#### What you have to do
Convert everything from the line containing "Patent image size: (1138, 1084)." down through the last line into a Markdown table with the columns Row and Line. Number each row and leave out blank lines.

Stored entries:

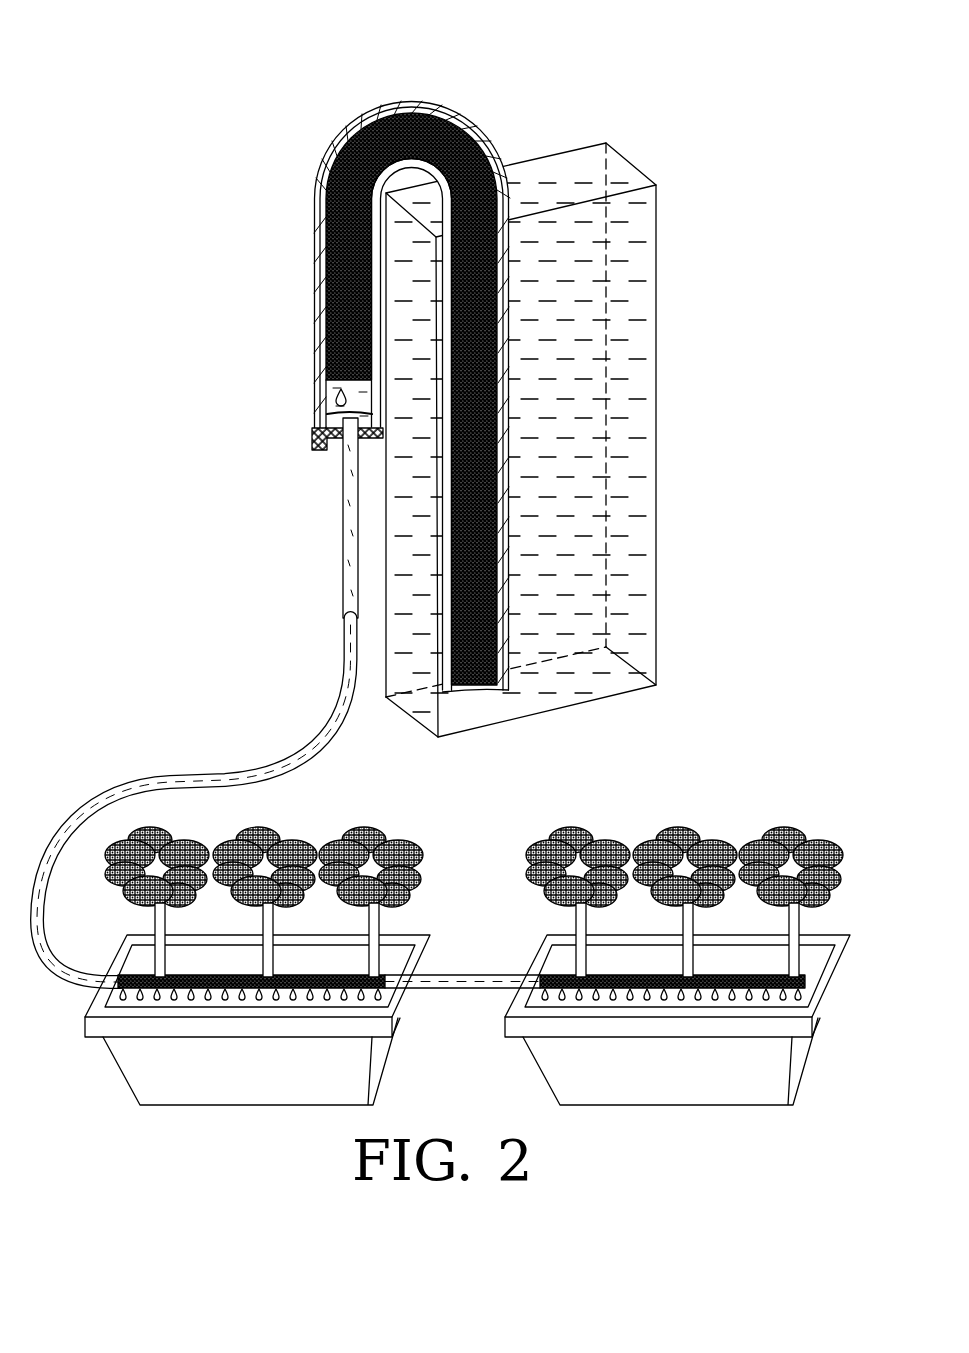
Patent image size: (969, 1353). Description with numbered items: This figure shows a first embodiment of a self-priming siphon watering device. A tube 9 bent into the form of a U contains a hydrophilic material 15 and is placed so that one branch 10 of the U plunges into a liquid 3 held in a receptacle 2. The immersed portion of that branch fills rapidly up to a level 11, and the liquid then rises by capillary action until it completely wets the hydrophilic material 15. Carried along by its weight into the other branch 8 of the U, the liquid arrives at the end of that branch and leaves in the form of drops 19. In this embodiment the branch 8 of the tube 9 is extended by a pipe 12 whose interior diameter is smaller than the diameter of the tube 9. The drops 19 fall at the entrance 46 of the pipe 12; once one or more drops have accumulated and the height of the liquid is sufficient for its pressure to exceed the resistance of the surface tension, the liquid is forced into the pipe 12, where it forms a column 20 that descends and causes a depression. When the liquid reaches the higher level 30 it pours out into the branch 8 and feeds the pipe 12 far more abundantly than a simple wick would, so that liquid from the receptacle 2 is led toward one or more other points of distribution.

The receptacle 2 is at (592, 412).
The liquid 3 is at (598, 462).
The branch 8 is at (318, 305).
The tube 9 is at (320, 197).
The branch 10 is at (505, 330).
The level 11 is at (585, 177).
The pipe 12 is at (307, 728).
The hydrophilic material 15 is at (465, 128).
The drops 19 is at (332, 395).
The column 20 is at (340, 472).
The higher level 30 is at (434, 348).
The entrance 46 is at (326, 423).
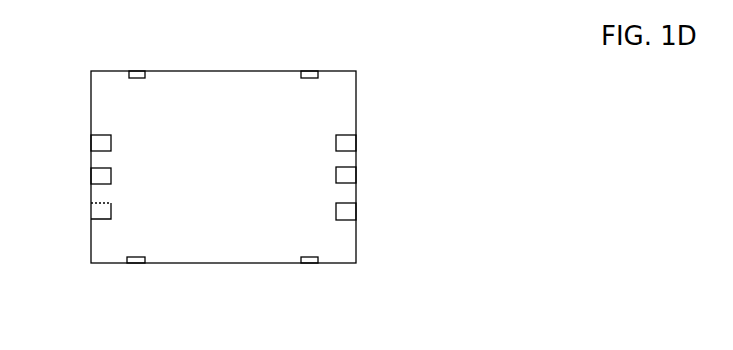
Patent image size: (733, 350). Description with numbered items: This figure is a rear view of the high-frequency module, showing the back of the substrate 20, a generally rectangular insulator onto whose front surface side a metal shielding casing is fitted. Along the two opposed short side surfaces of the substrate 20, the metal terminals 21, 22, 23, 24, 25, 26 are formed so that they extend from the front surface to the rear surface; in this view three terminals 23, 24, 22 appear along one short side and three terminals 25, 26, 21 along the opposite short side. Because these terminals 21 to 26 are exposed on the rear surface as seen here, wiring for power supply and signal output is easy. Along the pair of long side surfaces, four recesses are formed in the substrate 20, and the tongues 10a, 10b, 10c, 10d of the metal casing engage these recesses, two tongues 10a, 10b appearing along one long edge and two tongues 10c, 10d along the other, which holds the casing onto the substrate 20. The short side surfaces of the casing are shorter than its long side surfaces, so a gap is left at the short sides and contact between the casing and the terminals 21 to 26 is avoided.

The substrate 20 is at (357, 108).
The tongue 10a is at (129, 70).
The tongue 10b is at (317, 70).
The tongue 10c is at (133, 264).
The tongue 10d is at (310, 264).
The metal terminal 21 is at (357, 211).
The metal terminal 22 is at (91, 211).
The metal terminal 23 is at (91, 138).
The metal terminal 24 is at (91, 175).
The metal terminal 25 is at (357, 139).
The metal terminal 26 is at (357, 175).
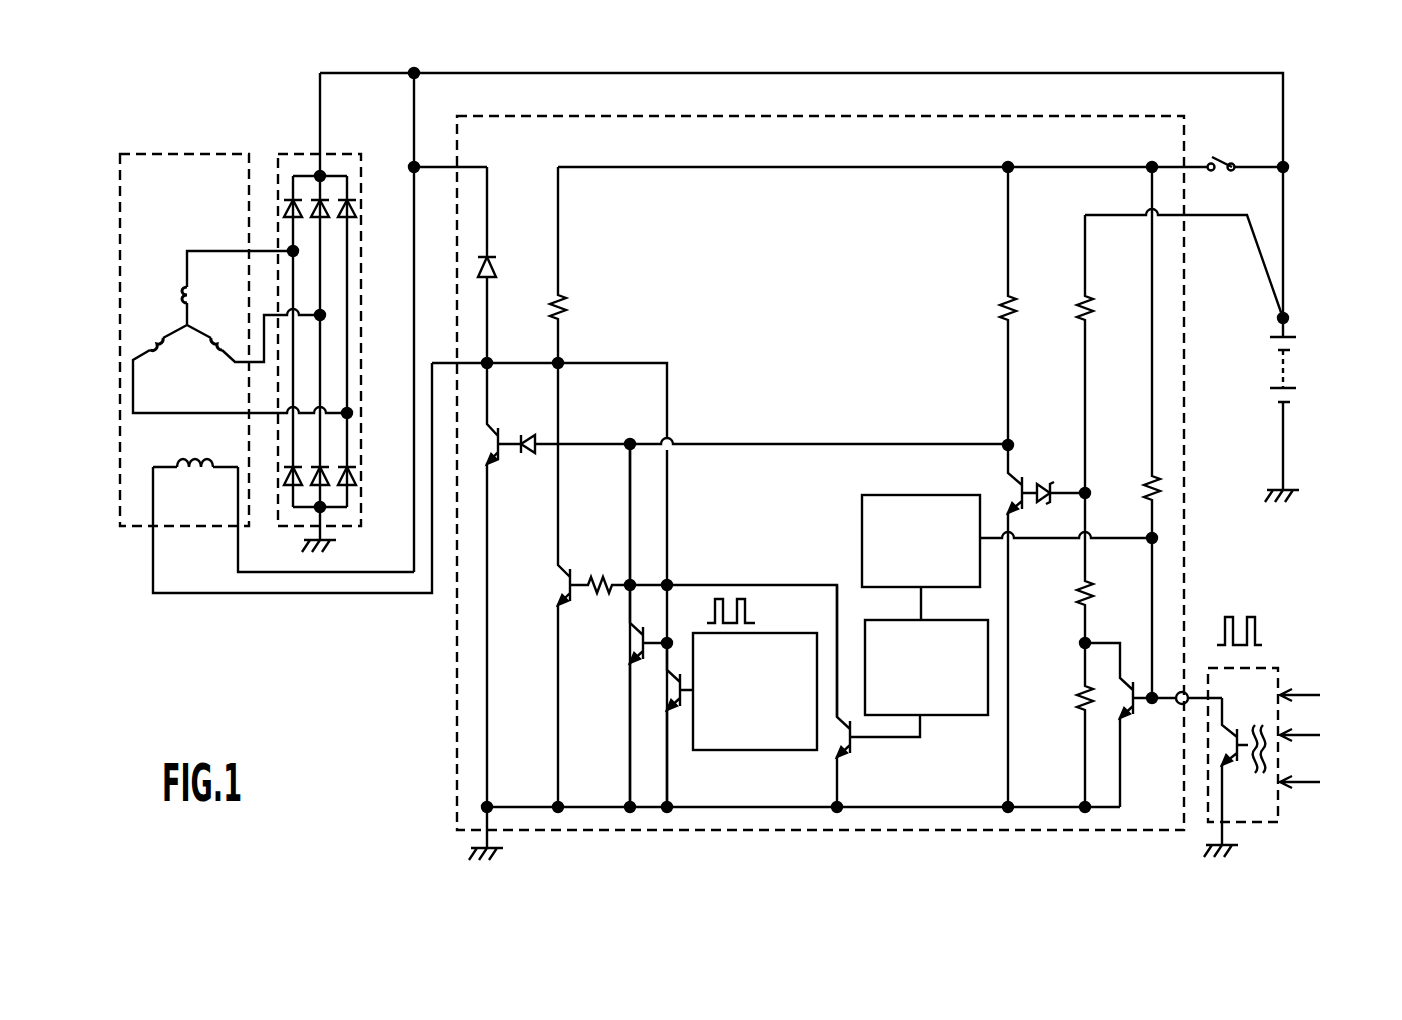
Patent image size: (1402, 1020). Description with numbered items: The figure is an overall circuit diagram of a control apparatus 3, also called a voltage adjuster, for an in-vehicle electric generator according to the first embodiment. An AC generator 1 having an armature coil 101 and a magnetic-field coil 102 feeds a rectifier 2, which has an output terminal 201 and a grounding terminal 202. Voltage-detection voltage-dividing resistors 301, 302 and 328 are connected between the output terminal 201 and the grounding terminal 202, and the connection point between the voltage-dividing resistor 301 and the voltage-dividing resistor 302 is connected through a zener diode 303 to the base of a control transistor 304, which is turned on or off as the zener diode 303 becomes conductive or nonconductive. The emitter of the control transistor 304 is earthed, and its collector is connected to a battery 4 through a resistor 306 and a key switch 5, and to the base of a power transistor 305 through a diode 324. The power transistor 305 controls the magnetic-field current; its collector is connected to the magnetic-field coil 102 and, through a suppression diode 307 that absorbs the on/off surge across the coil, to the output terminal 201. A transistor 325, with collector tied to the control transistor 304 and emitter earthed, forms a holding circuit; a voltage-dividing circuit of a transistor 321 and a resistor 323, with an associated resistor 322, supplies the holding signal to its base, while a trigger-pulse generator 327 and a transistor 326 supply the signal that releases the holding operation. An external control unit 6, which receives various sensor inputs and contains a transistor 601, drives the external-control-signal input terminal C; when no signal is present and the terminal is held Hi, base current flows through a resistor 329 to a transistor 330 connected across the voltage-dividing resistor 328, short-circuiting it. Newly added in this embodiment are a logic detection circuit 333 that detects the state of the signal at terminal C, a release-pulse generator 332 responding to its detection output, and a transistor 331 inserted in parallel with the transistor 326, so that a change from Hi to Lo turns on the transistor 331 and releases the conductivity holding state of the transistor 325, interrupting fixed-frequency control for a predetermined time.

The AC generator 1 is at (276, 319).
The armature coil 101 is at (173, 307).
The magnetic-field coil 102 is at (195, 485).
The rectifier 2 is at (328, 357).
The output terminal 201 is at (320, 176).
The grounding terminal 202 is at (323, 517).
The control apparatus 3 is at (723, 830).
The voltage-dividing resistor 301 is at (1073, 315).
The voltage-dividing resistor 302 is at (1098, 600).
The zener diode 303 is at (1042, 470).
The control transistor 304 is at (1005, 482).
The power transistor 305 is at (500, 468).
The resistor 306 is at (1000, 313).
The suppression diode 307 is at (500, 262).
The transistor 321 is at (553, 582).
The resistor 322 is at (590, 570).
The resistor 323 is at (577, 305).
The diode 324 is at (530, 428).
The transistor 325 is at (622, 650).
The transistor 326 is at (680, 710).
The trigger-pulse generator 327 is at (790, 755).
The voltage-dividing resistor 328 is at (1065, 700).
The resistor 329 is at (1140, 490).
The transistor 330 is at (1140, 718).
The transistor 331 is at (858, 745).
The release-pulse generator 332 is at (952, 720).
The logic detection circuit 333 is at (860, 535).
The battery 4 is at (1297, 360).
The key switch 5 is at (1215, 150).
The external control unit 6 is at (1302, 745).
The transistor 601 is at (1238, 770).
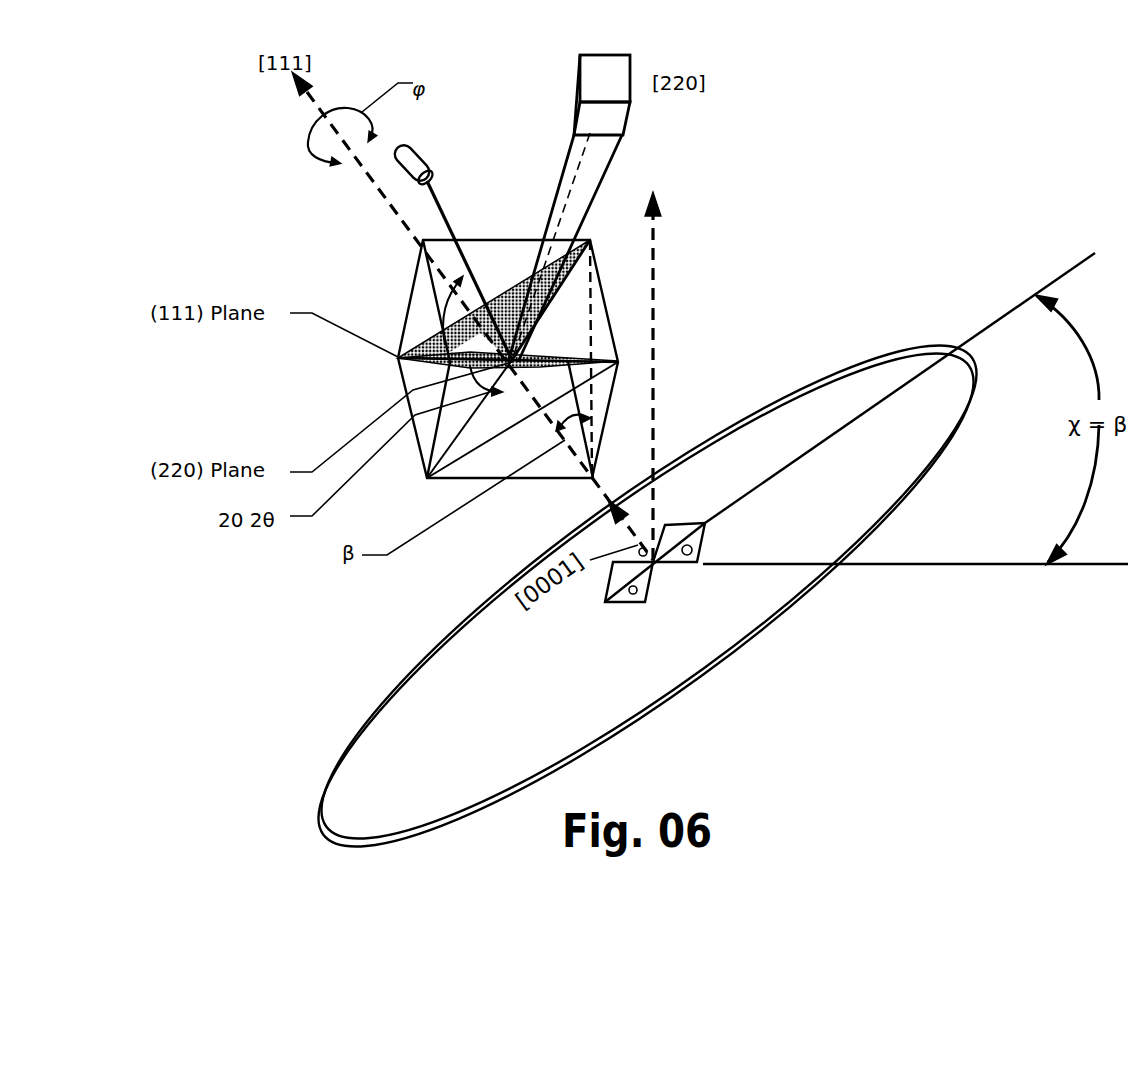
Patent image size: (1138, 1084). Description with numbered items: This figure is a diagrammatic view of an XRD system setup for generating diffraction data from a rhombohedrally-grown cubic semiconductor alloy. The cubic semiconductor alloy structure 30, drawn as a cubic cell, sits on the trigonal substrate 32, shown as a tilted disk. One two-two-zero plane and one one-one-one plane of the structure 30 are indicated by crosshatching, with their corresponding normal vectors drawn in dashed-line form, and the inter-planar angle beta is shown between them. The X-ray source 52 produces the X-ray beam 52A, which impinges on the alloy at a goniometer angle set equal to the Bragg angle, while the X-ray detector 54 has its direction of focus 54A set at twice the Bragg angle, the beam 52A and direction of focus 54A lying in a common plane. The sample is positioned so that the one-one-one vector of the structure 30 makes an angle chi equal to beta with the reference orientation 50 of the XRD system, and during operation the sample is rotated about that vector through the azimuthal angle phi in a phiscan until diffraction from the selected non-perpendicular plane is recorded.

The cubic semiconductor alloy structure 30 is at (434, 359).
The trigonal substrate 32 is at (612, 595).
The reference orientation 50 is at (694, 376).
The X-ray source 52 is at (621, 189).
The X-ray beam 52A is at (631, 237).
The X-ray detector 54 is at (418, 140).
The direction of focus 54A is at (474, 258).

#### Answer to the task
| Row | Line |
|---|---|
| 1 | Patent image size: (1138, 1084). Description with numbered items: This figure is a diagrammatic view of an XRD system setup for generating diffraction data from a rhombohedrally-grown cubic semiconductor alloy. The cubic semiconductor alloy structure 30, drawn as a cubic cell, sits on the trigonal substrate 32, shown as a tilted disk. One two-two-zero plane and one one-one-one plane of the structure 30 are indicated by crosshatching, with their corresponding normal vectors drawn in dashed-line form, and the inter-planar angle beta is shown between them. The X-ray source 52 produces the X-ray beam 52A, which impinges on the alloy at a goniometer angle set equal to the Bragg angle, while the X-ray detector 54 has its direction of focus 54A set at twice the Bragg angle, the beam 52A and direction of focus 54A lying in a common plane. The sample is positioned so that the one-one-one vector of the structure 30 makes an angle chi equal to beta with the reference orientation 50 of the XRD system, and during operation the sample is rotated about that vector through the azimuthal angle phi in a phiscan until diffraction from the selected non-perpendicular plane is recorded. |
| 2 | The cubic semiconductor alloy structure 30 is at (434, 359). |
| 3 | The trigonal substrate 32 is at (612, 595). |
| 4 | The reference orientation 50 is at (694, 376). |
| 5 | The X-ray source 52 is at (621, 189). |
| 6 | The X-ray beam 52A is at (631, 237). |
| 7 | The X-ray detector 54 is at (418, 140). |
| 8 | The direction of focus 54A is at (474, 258). |